What to do: Go through the records below and show every line with the string "that".

Raw data:
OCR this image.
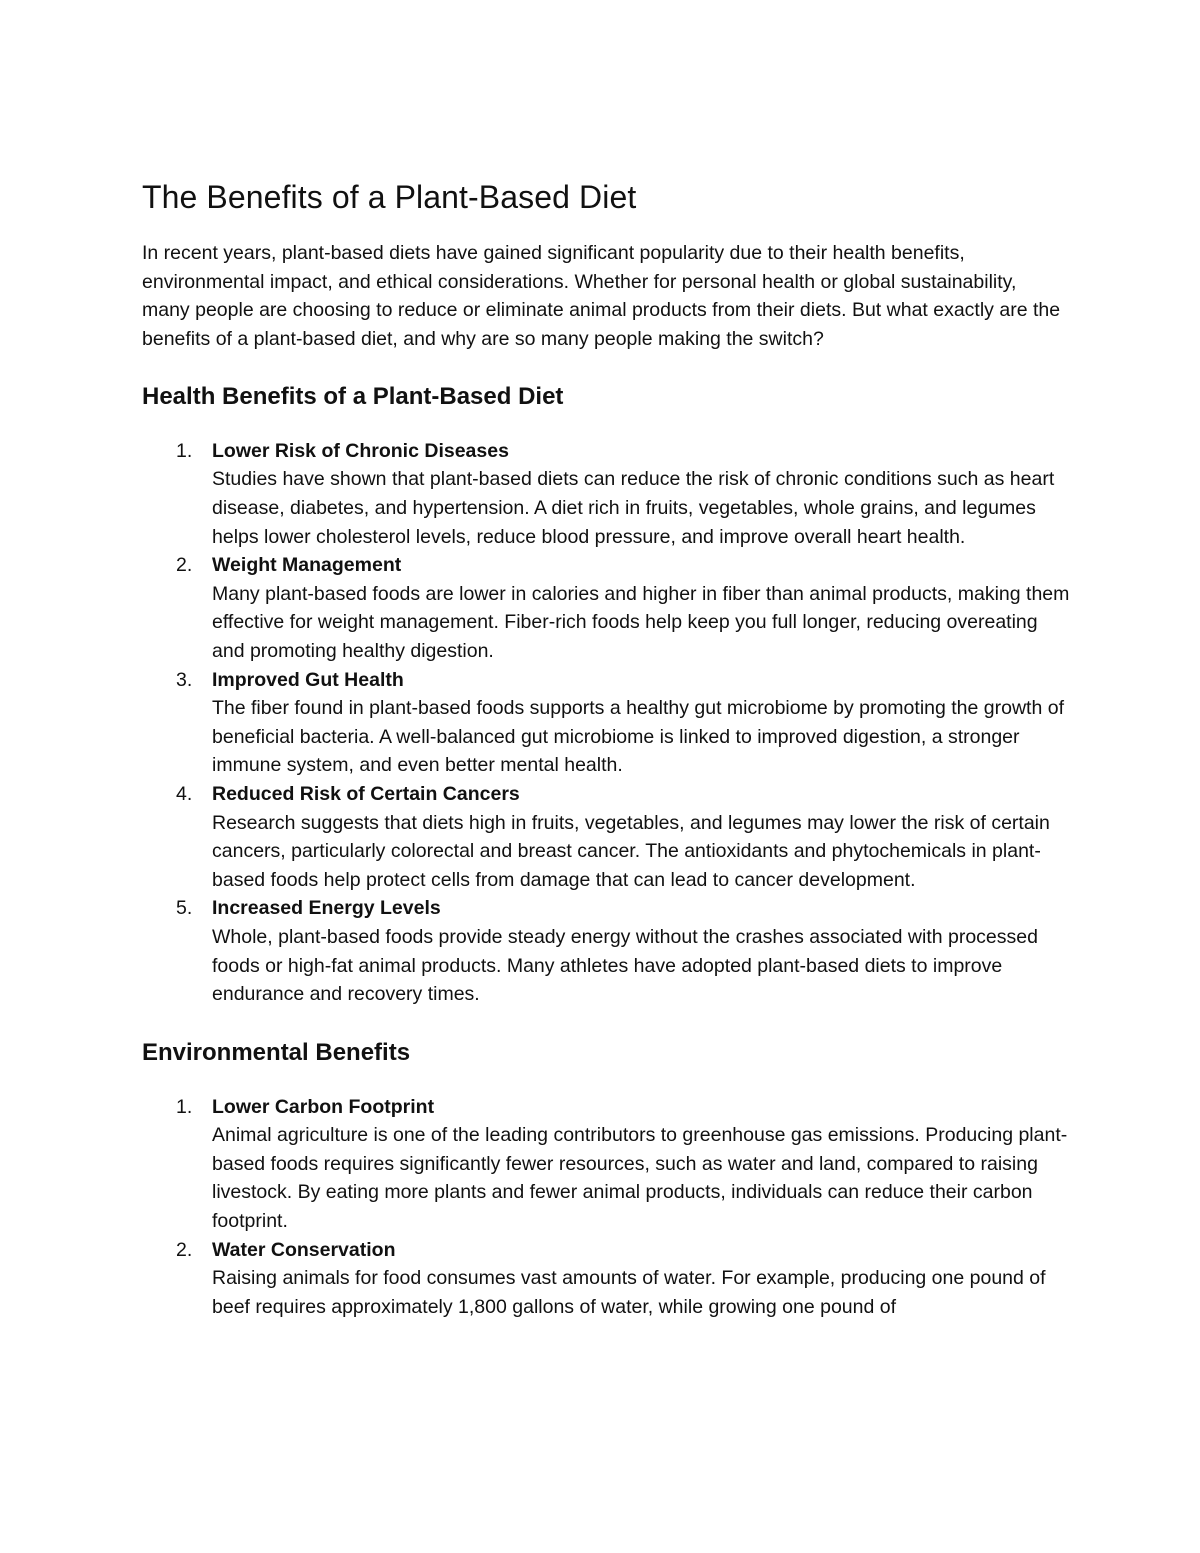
The Benefits of a Plant-Based Diet

In recent years, plant-based diets have gained significant popularity due to their health benefits, environmental impact, and ethical considerations. Whether for personal health or global sustainability, many people are choosing to reduce or eliminate animal products from their diets. But what exactly are the benefits of a plant-based diet, and why are so many people making the switch?

Health Benefits of a Plant-Based Diet
1. Lower Risk of Chronic Diseases
Studies have shown that plant-based diets can reduce the risk of chronic conditions such as heart disease, diabetes, and hypertension. A diet rich in fruits, vegetables, whole grains, and legumes helps lower cholesterol levels, reduce blood pressure, and improve overall heart health.
2. Weight Management
Many plant-based foods are lower in calories and higher in fiber than animal products, making them effective for weight management. Fiber-rich foods help keep you full longer, reducing overeating and promoting healthy digestion.
3. Improved Gut Health
The fiber found in plant-based foods supports a healthy gut microbiome by promoting the growth of beneficial bacteria. A well-balanced gut microbiome is linked to improved digestion, a stronger immune system, and even better mental health.
4. Reduced Risk of Certain Cancers
Research suggests that diets high in fruits, vegetables, and legumes may lower the risk of certain cancers, particularly colorectal and breast cancer. The antioxidants and phytochemicals in plant-based foods help protect cells from damage that can lead to cancer development.
5. Increased Energy Levels
Whole, plant-based foods provide steady energy without the crashes associated with processed foods or high-fat animal products. Many athletes have adopted plant-based diets to improve endurance and recovery times.
Environmental Benefits
1. Lower Carbon Footprint
Animal agriculture is one of the leading contributors to greenhouse gas emissions. Producing plant-based foods requires significantly fewer resources, such as water and land, compared to raising livestock. By eating more plants and fewer animal products, individuals can reduce their carbon footprint.
2. Water Conservation
Raising animals for food consumes vast amounts of water. For example, producing one pound of beef requires approximately 1,800 gallons of water, while growing one pound of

Written reply:
Studies have shown that plant-based diets can reduce the risk of chronic conditions such as heart disease, diabetes, and hypertension. A diet rich in fruits, vegetables, whole grains, and legumes helps lower cholesterol levels, reduce blood pressure, and improve overall heart health.
Research suggests that diets high in fruits, vegetables, and legumes may lower the risk of certain cancers, particularly colorectal and breast cancer. The antioxidants and phytochemicals in plant-based foods help protect cells from damage that can lead to cancer development.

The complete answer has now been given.